Task requirements: Give every entry again, word for word.
>> begin Input data
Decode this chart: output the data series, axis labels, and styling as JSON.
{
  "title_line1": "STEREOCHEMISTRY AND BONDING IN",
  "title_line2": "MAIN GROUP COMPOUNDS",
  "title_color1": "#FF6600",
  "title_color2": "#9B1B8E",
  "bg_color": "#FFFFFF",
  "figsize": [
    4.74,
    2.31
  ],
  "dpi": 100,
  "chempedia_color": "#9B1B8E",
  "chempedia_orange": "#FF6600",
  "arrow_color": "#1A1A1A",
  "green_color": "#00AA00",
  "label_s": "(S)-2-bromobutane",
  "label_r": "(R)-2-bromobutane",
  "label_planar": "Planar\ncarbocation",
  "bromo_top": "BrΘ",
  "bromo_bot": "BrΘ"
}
>> end Input data
Problem solution:
Decode this chart: output the data series, axis labels, and styling as JSON.
{
  "title_line1": "STEREOCHEMISTRY AND BONDING IN",
  "title_line2": "MAIN GROUP COMPOUNDS",
  "title_color1": "#FF6600",
  "title_color2": "#9B1B8E",
  "bg_color": "#FFFFFF",
  "figsize": [
    4.74,
    2.31
  ],
  "dpi": 100,
  "chempedia_color": "#9B1B8E",
  "chempedia_orange": "#FF6600",
  "arrow_color": "#1A1A1A",
  "green_color": "#00AA00",
  "label_s": "(S)-2-bromobutane",
  "label_r": "(R)-2-bromobutane",
  "label_planar": "Planar\ncarbocation",
  "bromo_top": "BrΘ",
  "bromo_bot": "BrΘ"
}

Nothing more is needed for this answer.